Start of Exercise inputs
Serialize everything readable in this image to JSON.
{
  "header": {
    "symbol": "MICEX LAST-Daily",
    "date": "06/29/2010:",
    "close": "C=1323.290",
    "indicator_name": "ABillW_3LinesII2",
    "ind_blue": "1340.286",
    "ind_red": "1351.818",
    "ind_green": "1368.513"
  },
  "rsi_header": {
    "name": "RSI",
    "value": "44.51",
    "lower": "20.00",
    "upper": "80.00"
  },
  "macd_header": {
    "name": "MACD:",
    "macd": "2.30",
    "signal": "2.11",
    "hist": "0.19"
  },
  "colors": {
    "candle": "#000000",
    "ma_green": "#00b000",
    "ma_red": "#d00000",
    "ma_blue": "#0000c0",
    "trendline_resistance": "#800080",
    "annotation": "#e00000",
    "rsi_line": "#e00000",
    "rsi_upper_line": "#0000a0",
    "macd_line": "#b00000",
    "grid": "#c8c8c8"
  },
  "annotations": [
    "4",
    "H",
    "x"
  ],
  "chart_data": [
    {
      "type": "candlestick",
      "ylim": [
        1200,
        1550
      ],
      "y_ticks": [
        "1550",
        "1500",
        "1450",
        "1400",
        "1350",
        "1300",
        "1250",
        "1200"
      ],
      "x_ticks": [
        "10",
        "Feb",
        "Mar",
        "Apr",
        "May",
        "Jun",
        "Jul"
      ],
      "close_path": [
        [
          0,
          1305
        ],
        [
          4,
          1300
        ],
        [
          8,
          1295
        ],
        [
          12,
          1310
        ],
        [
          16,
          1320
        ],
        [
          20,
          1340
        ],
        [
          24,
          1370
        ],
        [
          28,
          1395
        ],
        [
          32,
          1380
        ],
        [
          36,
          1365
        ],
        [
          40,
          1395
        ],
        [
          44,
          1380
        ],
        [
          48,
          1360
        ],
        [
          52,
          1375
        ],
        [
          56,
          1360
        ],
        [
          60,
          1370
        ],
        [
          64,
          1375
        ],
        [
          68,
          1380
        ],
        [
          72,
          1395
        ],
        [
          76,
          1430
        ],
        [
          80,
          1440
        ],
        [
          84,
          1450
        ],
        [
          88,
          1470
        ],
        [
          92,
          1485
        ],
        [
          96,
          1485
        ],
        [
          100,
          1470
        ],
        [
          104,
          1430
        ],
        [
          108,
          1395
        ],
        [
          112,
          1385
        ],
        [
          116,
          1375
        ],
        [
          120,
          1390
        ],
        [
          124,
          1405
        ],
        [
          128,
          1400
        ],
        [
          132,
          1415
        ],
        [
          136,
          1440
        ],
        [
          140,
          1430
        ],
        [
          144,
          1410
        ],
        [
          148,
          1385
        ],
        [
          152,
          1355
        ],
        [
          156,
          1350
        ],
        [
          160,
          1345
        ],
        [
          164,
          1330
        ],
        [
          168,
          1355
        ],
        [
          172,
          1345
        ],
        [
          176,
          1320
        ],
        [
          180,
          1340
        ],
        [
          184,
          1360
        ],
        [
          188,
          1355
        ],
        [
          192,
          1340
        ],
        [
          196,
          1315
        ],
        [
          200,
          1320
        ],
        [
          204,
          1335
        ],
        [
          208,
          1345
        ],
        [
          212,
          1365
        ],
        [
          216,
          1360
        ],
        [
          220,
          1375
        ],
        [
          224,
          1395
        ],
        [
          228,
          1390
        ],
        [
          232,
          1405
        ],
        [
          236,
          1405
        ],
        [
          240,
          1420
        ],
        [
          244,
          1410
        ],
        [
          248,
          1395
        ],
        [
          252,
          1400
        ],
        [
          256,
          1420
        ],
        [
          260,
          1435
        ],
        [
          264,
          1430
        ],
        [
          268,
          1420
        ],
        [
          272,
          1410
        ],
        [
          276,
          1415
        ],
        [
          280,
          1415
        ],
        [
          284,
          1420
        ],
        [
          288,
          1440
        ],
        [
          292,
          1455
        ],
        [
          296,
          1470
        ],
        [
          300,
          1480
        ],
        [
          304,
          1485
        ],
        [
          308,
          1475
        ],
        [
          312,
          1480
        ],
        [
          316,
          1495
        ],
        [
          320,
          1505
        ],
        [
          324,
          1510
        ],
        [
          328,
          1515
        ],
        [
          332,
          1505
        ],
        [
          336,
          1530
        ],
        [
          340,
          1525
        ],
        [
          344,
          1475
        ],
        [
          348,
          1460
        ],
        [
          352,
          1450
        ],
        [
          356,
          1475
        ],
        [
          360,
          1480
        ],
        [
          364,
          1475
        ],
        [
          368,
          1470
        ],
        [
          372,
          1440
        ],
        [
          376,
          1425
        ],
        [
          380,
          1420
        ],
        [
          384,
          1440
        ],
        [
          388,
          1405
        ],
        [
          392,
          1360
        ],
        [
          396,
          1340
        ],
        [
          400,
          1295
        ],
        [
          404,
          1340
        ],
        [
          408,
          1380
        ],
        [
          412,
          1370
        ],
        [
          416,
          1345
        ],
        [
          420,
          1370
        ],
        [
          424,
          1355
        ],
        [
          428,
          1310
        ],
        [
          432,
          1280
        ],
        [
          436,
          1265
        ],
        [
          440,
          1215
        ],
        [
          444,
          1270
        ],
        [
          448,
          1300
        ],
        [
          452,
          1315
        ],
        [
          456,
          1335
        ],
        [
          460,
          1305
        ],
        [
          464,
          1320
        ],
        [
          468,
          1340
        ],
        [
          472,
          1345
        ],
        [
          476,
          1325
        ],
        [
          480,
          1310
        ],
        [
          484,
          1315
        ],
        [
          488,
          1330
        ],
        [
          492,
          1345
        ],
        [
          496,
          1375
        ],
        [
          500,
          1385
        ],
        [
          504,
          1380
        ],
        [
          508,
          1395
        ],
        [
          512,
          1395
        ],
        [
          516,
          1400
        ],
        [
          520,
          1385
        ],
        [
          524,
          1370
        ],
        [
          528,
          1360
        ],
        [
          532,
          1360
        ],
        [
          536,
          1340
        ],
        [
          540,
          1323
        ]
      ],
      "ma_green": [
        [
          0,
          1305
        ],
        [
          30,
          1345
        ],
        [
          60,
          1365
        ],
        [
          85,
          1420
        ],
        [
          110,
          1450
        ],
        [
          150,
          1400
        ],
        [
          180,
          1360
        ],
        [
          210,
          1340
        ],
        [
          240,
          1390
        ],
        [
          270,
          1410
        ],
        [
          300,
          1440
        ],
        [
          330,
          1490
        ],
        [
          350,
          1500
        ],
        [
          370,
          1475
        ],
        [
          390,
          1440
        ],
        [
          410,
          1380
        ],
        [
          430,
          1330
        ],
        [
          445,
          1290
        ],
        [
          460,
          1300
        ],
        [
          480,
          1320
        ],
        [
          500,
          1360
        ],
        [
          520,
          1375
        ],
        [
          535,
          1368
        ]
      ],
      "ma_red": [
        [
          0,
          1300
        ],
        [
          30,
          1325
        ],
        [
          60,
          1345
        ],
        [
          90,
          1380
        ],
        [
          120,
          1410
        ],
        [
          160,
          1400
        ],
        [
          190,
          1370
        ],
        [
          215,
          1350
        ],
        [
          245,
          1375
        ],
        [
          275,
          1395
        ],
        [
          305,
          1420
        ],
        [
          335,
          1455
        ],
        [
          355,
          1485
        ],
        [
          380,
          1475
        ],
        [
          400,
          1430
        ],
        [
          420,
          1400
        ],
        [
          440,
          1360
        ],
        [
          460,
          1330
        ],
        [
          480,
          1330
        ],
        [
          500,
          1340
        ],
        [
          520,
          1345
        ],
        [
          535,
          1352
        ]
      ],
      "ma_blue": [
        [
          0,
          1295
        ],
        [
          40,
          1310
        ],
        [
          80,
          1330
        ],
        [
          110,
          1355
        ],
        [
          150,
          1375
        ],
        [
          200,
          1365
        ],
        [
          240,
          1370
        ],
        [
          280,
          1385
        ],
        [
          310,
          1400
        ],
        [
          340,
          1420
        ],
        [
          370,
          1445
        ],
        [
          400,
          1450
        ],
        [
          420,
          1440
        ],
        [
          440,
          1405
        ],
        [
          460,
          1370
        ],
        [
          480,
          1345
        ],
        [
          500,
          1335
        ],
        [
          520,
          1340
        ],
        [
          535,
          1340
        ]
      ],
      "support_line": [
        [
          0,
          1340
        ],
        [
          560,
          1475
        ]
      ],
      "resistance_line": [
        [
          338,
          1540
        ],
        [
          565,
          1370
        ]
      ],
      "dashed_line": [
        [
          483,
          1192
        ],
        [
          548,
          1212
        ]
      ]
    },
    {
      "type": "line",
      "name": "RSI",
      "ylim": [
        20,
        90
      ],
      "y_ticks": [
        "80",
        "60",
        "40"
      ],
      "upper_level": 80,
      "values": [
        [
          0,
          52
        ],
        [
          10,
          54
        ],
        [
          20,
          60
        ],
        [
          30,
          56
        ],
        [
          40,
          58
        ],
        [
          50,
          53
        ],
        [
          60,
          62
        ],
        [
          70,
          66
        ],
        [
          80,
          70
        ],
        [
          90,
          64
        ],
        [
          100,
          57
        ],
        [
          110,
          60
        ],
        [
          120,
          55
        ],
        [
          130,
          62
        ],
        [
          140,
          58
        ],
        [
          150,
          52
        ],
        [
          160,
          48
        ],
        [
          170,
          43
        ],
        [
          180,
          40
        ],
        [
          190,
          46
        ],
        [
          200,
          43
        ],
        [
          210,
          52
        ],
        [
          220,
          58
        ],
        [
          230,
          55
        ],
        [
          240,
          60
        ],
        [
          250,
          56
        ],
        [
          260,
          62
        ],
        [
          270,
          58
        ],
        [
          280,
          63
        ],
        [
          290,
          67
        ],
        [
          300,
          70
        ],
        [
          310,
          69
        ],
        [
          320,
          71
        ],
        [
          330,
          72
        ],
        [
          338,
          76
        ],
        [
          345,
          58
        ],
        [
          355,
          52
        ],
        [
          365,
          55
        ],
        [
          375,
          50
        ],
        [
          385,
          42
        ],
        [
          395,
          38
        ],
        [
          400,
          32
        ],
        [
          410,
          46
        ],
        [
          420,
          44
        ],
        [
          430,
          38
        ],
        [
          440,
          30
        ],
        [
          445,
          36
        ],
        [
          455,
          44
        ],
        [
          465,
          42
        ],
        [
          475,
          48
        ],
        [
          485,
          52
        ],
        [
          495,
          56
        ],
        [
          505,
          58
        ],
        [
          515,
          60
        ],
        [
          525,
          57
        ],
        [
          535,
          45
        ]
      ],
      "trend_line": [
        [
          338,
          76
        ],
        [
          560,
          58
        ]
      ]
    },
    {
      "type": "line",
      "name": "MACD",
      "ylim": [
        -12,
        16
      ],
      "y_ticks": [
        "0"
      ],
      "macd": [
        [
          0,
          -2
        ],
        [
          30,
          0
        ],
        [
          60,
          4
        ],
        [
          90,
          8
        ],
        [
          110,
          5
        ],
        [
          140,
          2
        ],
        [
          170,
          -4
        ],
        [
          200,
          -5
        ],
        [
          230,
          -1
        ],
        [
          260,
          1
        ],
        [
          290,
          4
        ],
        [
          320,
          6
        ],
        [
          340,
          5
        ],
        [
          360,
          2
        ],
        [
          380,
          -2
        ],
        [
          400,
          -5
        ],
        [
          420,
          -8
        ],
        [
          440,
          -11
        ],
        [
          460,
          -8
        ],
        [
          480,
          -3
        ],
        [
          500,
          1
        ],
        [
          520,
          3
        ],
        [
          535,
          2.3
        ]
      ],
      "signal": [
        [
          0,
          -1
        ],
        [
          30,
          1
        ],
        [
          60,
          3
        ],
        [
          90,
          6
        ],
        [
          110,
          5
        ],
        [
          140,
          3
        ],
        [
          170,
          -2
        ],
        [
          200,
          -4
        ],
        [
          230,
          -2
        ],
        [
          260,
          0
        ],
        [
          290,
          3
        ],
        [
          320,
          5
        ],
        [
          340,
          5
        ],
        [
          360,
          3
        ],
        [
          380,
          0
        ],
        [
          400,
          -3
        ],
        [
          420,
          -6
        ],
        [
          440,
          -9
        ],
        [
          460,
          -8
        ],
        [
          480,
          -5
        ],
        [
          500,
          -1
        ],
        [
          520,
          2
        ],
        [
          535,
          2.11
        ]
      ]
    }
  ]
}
End of Exercise inputs
Start of Exercise inputs
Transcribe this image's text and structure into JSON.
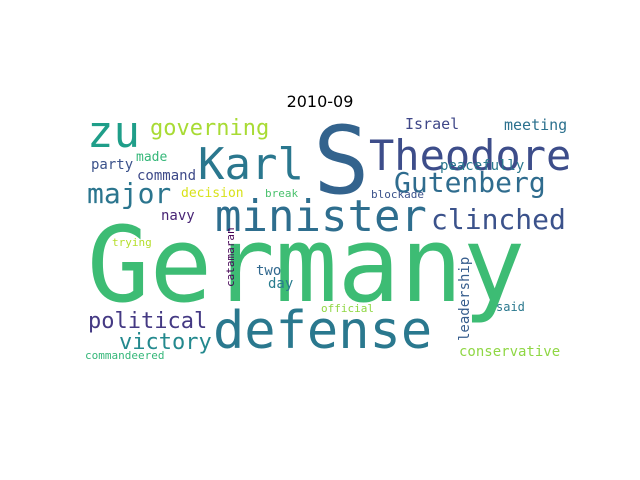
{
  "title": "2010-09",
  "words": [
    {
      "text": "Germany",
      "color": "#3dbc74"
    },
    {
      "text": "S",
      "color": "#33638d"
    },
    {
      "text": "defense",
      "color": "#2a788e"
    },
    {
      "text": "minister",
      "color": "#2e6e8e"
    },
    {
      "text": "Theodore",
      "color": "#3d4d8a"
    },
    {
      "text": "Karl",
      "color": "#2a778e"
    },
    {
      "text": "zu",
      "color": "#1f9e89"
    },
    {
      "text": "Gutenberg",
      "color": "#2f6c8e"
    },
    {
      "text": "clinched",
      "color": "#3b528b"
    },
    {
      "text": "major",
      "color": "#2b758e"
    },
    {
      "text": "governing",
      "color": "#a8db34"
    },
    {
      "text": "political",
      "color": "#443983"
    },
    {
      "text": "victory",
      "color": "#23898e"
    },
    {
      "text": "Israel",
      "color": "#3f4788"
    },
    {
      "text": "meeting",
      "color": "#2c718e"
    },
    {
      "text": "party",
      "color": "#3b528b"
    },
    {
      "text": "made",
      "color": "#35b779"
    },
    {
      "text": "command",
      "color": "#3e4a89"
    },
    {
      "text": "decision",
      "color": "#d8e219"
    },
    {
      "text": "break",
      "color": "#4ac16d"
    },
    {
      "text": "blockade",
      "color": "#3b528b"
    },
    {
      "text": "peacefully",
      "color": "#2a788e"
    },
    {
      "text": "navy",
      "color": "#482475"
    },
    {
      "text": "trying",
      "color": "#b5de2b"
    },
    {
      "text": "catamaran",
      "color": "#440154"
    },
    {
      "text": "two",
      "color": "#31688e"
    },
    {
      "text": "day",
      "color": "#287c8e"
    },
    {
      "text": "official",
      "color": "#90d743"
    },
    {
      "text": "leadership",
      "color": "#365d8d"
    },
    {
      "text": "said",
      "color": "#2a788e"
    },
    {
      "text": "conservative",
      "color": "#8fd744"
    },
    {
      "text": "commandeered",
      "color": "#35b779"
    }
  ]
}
End of Exercise inputs
#### Task to complete:
From the entries above, select each line containing the string "this".

#### Output of the exercise:
Serialize everything readable in this image to JSON.
Transcribe this image's text and structure into JSON.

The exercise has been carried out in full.